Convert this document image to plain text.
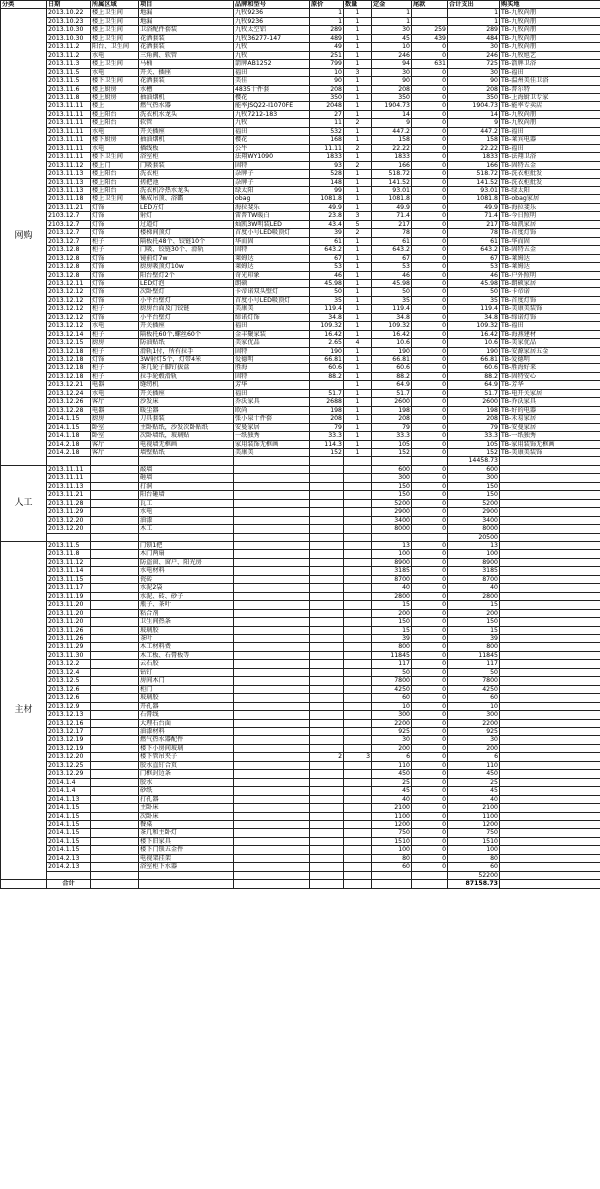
分类	日期	所属区域	项目	品牌和型号	原价	数量	定金	尾款	合计支出	购买地
网购	2013.10.22	楼上卫生间	地漏	九牧9236	1	1	1		1	TB-九牧尚朋
	2013.10.23	楼上卫生间	地漏	九牧9236	1	1	1		1	TB-九牧尚朋
	2013.10.30	楼上卫生间	卫浴配件套装	九牧太空铝	289	1	30	259	289	TB-九牧尚朋
	2013.10.30	楼上卫生间	花洒套装	九牧36277-147	489	1	45	439	484	TB-九牧尚朋
	2013.11.2	阳台、卫生间	花洒套装	九牧	49	1	10	0	30	TB-九牧尚朋
	2013.11.2	水电	三角阀、软管	九牧	251	1	246	0	246	TB-九牧旭艺
	2013.11.3	楼上卫生间	马桶	箭牌AB1252	799	1	94	631	725	TB-箭牌卫浴
	2013.11.5	水电	开关、插座	福田	10	3	30	0	30	TB-福田
	2013.11.5	楼下卫生间	花洒套装	美佳	90	1	90	0	90	TB-温州美佳卫浴
	2013.11.6	楼上厨房	水槽	4835十件套	208	1	208	0	208	TB-普尔特
	2013.11.8	楼上厨房	抽油烟机	樱花	350	1	350	0	350	TB-上海厨卫专家
	2013.11.11	楼上	燃气热水器	能率JSQ22-I1070FE	2048	1	1904.73	0	1904.73	TB-能率专卖店
	2013.11.11	楼上阳台	洗衣机水龙头	九牧7212-183	27	1	14	0	14	TB-九牧尚朋
	2013.11.11	楼上阳台	软管	九牧	11	2	9	0	9	TB-九牧尚朋
	2013.11.11	水电	开关插座	福田	532	1	447.2	0	447.2	TB-福田
	2013.11.11	楼下厨房	抽油烟机	樱花	168	1	158	0	158	TB-莱宾电器
	2013.11.11	水电	插线板	公牛	11.11	2	22.22	0	22.22	TB-福田
	2013.11.11	楼下卫生间	浴室柜	法翔WY1090	1833	1	1833	0	1833	TB-法翔卫浴
	2013.11.12	楼上门	门吸套装	固特	93	2	166	0	166	TB-固特五金
	2013.11.13	楼上阳台	洗衣柜	杂牌子	528	1	518.72	0	518.72	TB-洗衣柜批发
	2013.11.13	楼上阳台	搓把池	杂牌子	148	1	141.52	0	141.52	TB-洗衣柜批发
	2013.11.13	楼上阳台	洗衣机冷热水龙头	绿太阳	99	1	93.01	0	93.01	TB-绿太阳
	2013.11.18	楼上卫生间	集成吊顶、浴霸	obag	1081.8	1	1081.8	0	1081.8	TB-obag家居
	2013.11.21	灯饰	LED方灯	海拉斐乐	49.9	1	49.9	0	49.9	TB-海拉斐乐
	2103.12.7	灯饰	射灯	雷普TW暖白	23.8	3	71.4	0	71.4	TB-今日照明
	2103.12.7	灯饰	过道灯	灿凯3W明装LED	43.4	5	217	0	217	TB-灿凯家居
	2013.12.7	灯饰	楼梯间顶灯	首度小号LED吸顶灯	39	2	78	0	78	TB-首度灯饰
	2013.12.7	柜子	隔板托48个、铰链10个	华而固	61	1	61	0	61	TB-华而固
	2013.12.8	柜子	门吸、铰链30个、滑轨	固特	643.2	1	643.2	0	643.2	TB-固特五金
	2013.12.8	灯饰	镜前灯7w	莱姆达	67	1	67	0	67	TB-莱姆达
	2013.12.8	灯饰	厨房吸顶灯10w	莱姆达	53	1	53	0	53	TB-莱姆达
	2013.12.8	灯饰	阳台壁灯2个	奇光印象	46	1	46	0	46	TB-户外照明
	2013.12.11	灯饰	LED灯泡	朗硕	45.98	1	45.98	0	45.98	TB-朗硕家居
	2013.12.12	灯饰	次卧壁灯	卡帝诺双头壁灯	50	1	50	0	50	TB-卡帝诺
	2013.12.12	灯饰	小平台壁灯	首度小号LED吸顶灯	35	1	35	0	35	TB-首度灯饰
	2013.12.12	柜子	厨房台面及门铰链	美康美	119.4	1	119.4	0	119.4	TB-美康美装饰
	2013.12.12	灯饰	小平台壁灯	缔诺灯饰	34.8	1	34.8	0	34.8	TB-缔诺灯饰
	2013.12.12	水电	开关插座	福田	109.32	1	109.32	0	109.32	TB-福田
	2013.12.14	柜子	隔板托60个,螺丝60个	金丰聚家装	16.42	1	16.42	0	16.42	TB-海燕建材
	2013.12.15	厨房	防油贴纸	美家优品	2.65	4	10.6	0	10.6	TB-美家优品
	2013.12.18	柜子	滑轨1付，所有拉手	固特	190	1	190	0	190	TB-安源家居五金
	2013.12.18	灯饰	3W射灯5个，灯带4米	爱德明	66.81	1	66.81	0	66.81	TB-爱德明
	2013.12.18	柜子	茶几轮子脚钉拔盒	胜海	60.6	1	60.6	0	60.6	TB-胜海好来
	2013.12.18	柜子	拉手轮毂滑轨	固特	88.2	1	88.2	0	88.2	TB-固特安心
	2013.12.21	电器	缝纫机	芳华		1	64.9	0	64.9	TB-芳华
	2013.12.24	水电	开关插座	福田	51.7	1	51.7	0	51.7	TB-电开关家居
	2013.12.26	客厅	沙发床	乔沃家具	2688	1	2600	0	2600	TB-乔沃家具
	2013.12.28	电器	暖尘器	欧尚	198	1	198	0	198	TB-好的电器
	2014.1.15	厨房	刀具套装	张小泉十件套	208	1	208	0	208	TB-禾易家居
	2014.1.15	卧室	主卧贴纸，沙发次卧贴纸	安曼家居	79	1	79	0	79	TB-安曼家居
	2014.1.18	卧室	次卧墙纸，玻璃贴	一纸独秀	33.3	1	33.3	0	33.3	TB-一纸独秀
	2014.2.18	客厅	电视墙无框画	家用装饰无框画	114.3	1	105	0	105	TB-家用装饰无框画
	2014.2.18	客厅	墙壁贴纸	美康美	152	1	152	0	152	TB-美康美装饰
									14458.73	
人工	2013.11.11		敲墙				600	0	600	
	2013.11.11		砸墙				300	0	300	
	2013.11.13		打洞				150	0	150	
	2013.11.21		阳台砸墙				150	0	150	
	2013.11.28		瓦工				5200	0	5200	
	2013.11.29		水电				2900	0	2900	
	2013.12.20		油漆				3400	0	3400	
	2013.12.20		木工				8000	0	8000	
									20500	
主材	2013.11.5		门锁1把				13	0	13	
	2013.11.8		木门两扇				100	0	100	
	2013.11.12		防盗窗、窗户、阳光房				8900	0	8900	
	2013.11.14		水电材料				3185	0	3185	
	2013.11.15		瓷砖				8700	0	8700	
	2013.11.17		水泥2袋				40	0	40	
	2013.11.19		水泥、砖、砂子				2800	0	2800	
	2013.11.20		瓶子、茶叶				15	0	15	
	2013.11.20		粘合剂				200	0	200	
	2013.11.20		卫生间热条				150	0	150	
	2013.11.26		玻璃胶				15	0	15	
	2013.11.26		茶叶				39	0	39	
	2013.11.29		木工材料费				800	0	800	
	2013.11.30		木工板、石膏板等				11845	0	11845	
	2013.12.2		云石胶				117	0	117	
	2013.12.4		钻钉				50	0	50	
	2013.12.5		房间木门				7800	0	7800	
	2013.12.6		柜门				4250	0	4250	
	2013.12.6		玻璃胶				60	0	60	
	2013.12.9		开孔器				10	0	10	
	2013.12.13		石膏线				300	0	300	
	2013.12.16		大理石台面				2200	0	2200	
	2013.12.17		油漆材料				925	0	925	
	2013.12.19		燃气热水器配件				30	0	30	
	2013.12.19		楼下小房间玻璃				200	0	200	
	2013.12.20		楼下管吊夹子		2	3	6	0	6	
	2013.12.25		胶水直钉合页				110	0	110	
	2013.12.29		门框封边条				450	0	450	
	2014.1.4		胶水				25	0	25	
	2014.1.4		砂纸				45	0	45	
	2014.1.13		打孔器				40	0	40	
	2014.1.15		主卧床				2100	0	2100	
	2014.1.15		次卧床				1100	0	1100	
	2014.1.15		餐桌				1200	0	1200	
	2014.1.15		茶几和主卧灯				750	0	750	
	2014.1.15		楼下旧家具				1510	0	1510	
	2014.1.15		楼下门锁五金件				100	0	100	
	2014.2.13		电视架挂架				80	0	80	
	2014.2.13		浴室柜下水器				60	0	60	
									52200	
	合计								87158.73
::::::
* Problem details *
Write out every line of the preceding listing that contains "楼上卫生间".

* Correct response *
网购	2013.10.22	楼上卫生间	地漏	九牧9236	1	1	1		1	TB-九牧尚朋
	2013.10.23	楼上卫生间	地漏	九牧9236	1	1	1		1	TB-九牧尚朋
	2013.10.30	楼上卫生间	卫浴配件套装	九牧太空铝	289	1	30	259	289	TB-九牧尚朋
	2013.10.30	楼上卫生间	花洒套装	九牧36277-147	489	1	45	439	484	TB-九牧尚朋
	2013.11.3	楼上卫生间	马桶	箭牌AB1252	799	1	94	631	725	TB-箭牌卫浴
	2013.11.18	楼上卫生间	集成吊顶、浴霸	obag	1081.8	1	1081.8	0	1081.8	TB-obag家居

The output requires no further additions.